TASK GOAL =>
Copy out, unchanged, the part of the items below that opens with the line containing "UI element localization: list" and closes with the line containing "series-layer bbox=[184, 142, 495, 412]". Include both of those lines and nothing else.

ENTRIES SHOWN =>
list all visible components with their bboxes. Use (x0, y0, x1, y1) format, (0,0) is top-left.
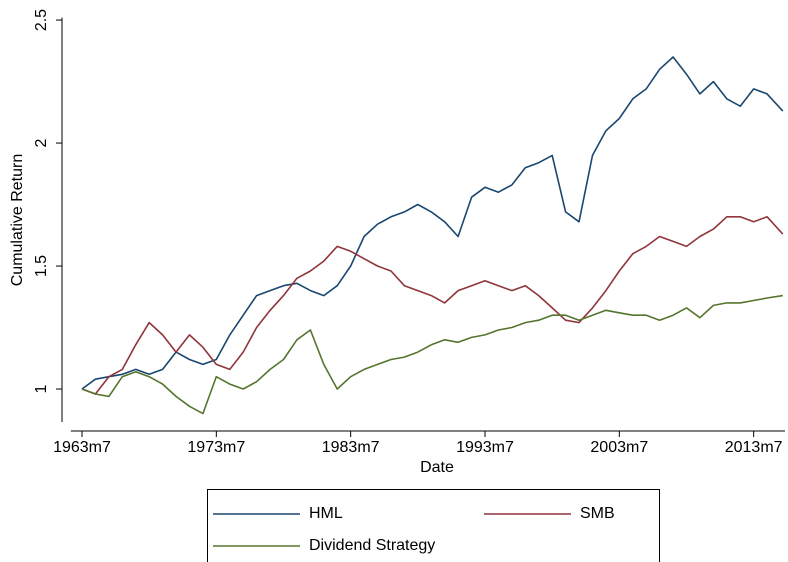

--

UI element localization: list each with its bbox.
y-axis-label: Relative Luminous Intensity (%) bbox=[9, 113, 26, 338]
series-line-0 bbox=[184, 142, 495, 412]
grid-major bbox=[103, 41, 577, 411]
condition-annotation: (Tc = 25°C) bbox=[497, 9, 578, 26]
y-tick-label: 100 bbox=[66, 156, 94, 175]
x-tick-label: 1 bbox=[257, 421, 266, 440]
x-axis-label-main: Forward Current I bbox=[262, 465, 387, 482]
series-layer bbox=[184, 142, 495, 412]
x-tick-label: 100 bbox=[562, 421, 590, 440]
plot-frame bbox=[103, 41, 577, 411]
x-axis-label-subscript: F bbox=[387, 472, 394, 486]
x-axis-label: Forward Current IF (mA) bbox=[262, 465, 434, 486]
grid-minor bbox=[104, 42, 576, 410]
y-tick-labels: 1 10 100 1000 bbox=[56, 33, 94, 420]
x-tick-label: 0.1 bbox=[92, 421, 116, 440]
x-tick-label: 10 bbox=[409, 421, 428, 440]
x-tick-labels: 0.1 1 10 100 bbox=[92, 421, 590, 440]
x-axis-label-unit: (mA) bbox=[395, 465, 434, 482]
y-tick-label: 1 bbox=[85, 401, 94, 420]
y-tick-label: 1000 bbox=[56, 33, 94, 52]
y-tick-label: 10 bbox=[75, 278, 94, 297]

ANSWER IN FULL =>
UI element localization: list each with its bbox.
y-axis-label: Relative Luminous Intensity (%) bbox=[9, 113, 26, 338]
series-line-0 bbox=[184, 142, 495, 412]
grid-major bbox=[103, 41, 577, 411]
condition-annotation: (Tc = 25°C) bbox=[497, 9, 578, 26]
y-tick-label: 100 bbox=[66, 156, 94, 175]
x-tick-label: 1 bbox=[257, 421, 266, 440]
x-axis-label-main: Forward Current I bbox=[262, 465, 387, 482]
series-layer bbox=[184, 142, 495, 412]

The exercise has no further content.